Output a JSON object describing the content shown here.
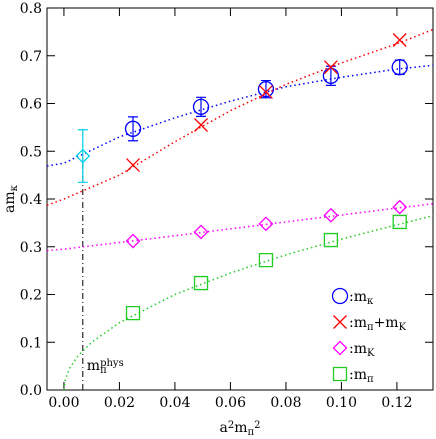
{
  "chart_data": {
    "type": "scatter",
    "xlabel": [
      {
        "t": "a"
      },
      {
        "t": "2",
        "s": "sup"
      },
      {
        "t": "m"
      },
      {
        "t": "π",
        "s": "sub"
      },
      {
        "t": "2",
        "s": "sup"
      }
    ],
    "ylabel": [
      {
        "t": "am"
      },
      {
        "t": "κ",
        "s": "sub"
      }
    ],
    "xlim": [
      -0.0061,
      0.133
    ],
    "ylim": [
      0,
      0.8
    ],
    "xticks": [
      {
        "value": 0,
        "label": "0.00"
      },
      {
        "value": 0.02,
        "label": "0.02"
      },
      {
        "value": 0.04,
        "label": "0.04"
      },
      {
        "value": 0.06,
        "label": "0.06"
      },
      {
        "value": 0.08,
        "label": "0.08"
      },
      {
        "value": 0.1,
        "label": "0.10"
      },
      {
        "value": 0.12,
        "label": "0.12"
      }
    ],
    "yticks": [
      {
        "value": 0,
        "label": "0.0"
      },
      0.1,
      0.2,
      0.3,
      0.4,
      0.5,
      0.6,
      0.7,
      0.8
    ],
    "legend": "lower right",
    "legend_separator": ":",
    "x": [
      0.0249,
      0.0494,
      0.0728,
      0.0962,
      0.121
    ],
    "series": [
      {
        "name": [
          {
            "t": "m"
          },
          {
            "t": "κ",
            "s": "sub"
          }
        ],
        "color": "#0000ff",
        "marker": "circle",
        "values": [
          0.547,
          0.593,
          0.63,
          0.658,
          0.676
        ],
        "errors": [
          0.025,
          0.02,
          0.018,
          0.02,
          0.015
        ],
        "fit": {
          "x": [
            -0.0061,
            0,
            0.02,
            0.04,
            0.06,
            0.08,
            0.1,
            0.12,
            0.133
          ],
          "values": [
            0.469,
            0.475,
            0.53,
            0.57,
            0.605,
            0.635,
            0.655,
            0.672,
            0.68
          ]
        },
        "extrapolated": {
          "x": 0.0068,
          "value": 0.49,
          "error": 0.055,
          "color": "#00d0e8",
          "marker": "diamond"
        }
      },
      {
        "name": [
          {
            "t": "m"
          },
          {
            "t": "π",
            "s": "sub"
          },
          {
            "t": "+m"
          },
          {
            "t": "K",
            "s": "sub"
          }
        ],
        "color": "#ff0000",
        "marker": "x",
        "values": [
          0.471,
          0.555,
          0.624,
          0.676,
          0.733
        ],
        "fit": {
          "x": [
            -0.0061,
            0,
            0.02,
            0.04,
            0.06,
            0.08,
            0.1,
            0.12,
            0.133
          ],
          "values": [
            0.387,
            0.4,
            0.45,
            0.52,
            0.585,
            0.64,
            0.685,
            0.725,
            0.755
          ]
        }
      },
      {
        "name": [
          {
            "t": "m"
          },
          {
            "t": "K",
            "s": "sub"
          }
        ],
        "color": "#ff00ff",
        "marker": "diamond",
        "values": [
          0.312,
          0.331,
          0.348,
          0.366,
          0.383
        ],
        "fit": {
          "x": [
            -0.0061,
            0,
            0.04,
            0.08,
            0.12,
            0.133
          ],
          "values": [
            0.292,
            0.295,
            0.323,
            0.352,
            0.381,
            0.39
          ]
        }
      },
      {
        "name": [
          {
            "t": "m"
          },
          {
            "t": "π",
            "s": "sub"
          }
        ],
        "color": "#22cc22",
        "marker": "square",
        "values": [
          0.161,
          0.224,
          0.272,
          0.314,
          0.352
        ],
        "fit": {
          "x": [
            0,
            0.0005,
            0.002,
            0.005,
            0.01,
            0.02,
            0.04,
            0.06,
            0.08,
            0.1,
            0.12,
            0.133
          ],
          "values": [
            0,
            0.022,
            0.045,
            0.071,
            0.1,
            0.141,
            0.2,
            0.245,
            0.283,
            0.316,
            0.346,
            0.365
          ]
        }
      }
    ],
    "phys_line": {
      "x": 0.0068,
      "y": [
        0,
        0.49
      ]
    },
    "annotation": [
      {
        "t": "m"
      },
      {
        "t": "π",
        "s": "sub"
      },
      {
        "t": "phys",
        "s": "sup"
      }
    ]
  }
}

══════════════════════════════

**WHAT YOU ARE ASKED TO DO:** Search the records for the word "color", then list every line that has it.

**SOLUTION FOR THIS TASK:**
        "color": "#0000ff",
          "color": "#00d0e8",
        "color": "#ff0000",
        "color": "#ff00ff",
        "color": "#22cc22",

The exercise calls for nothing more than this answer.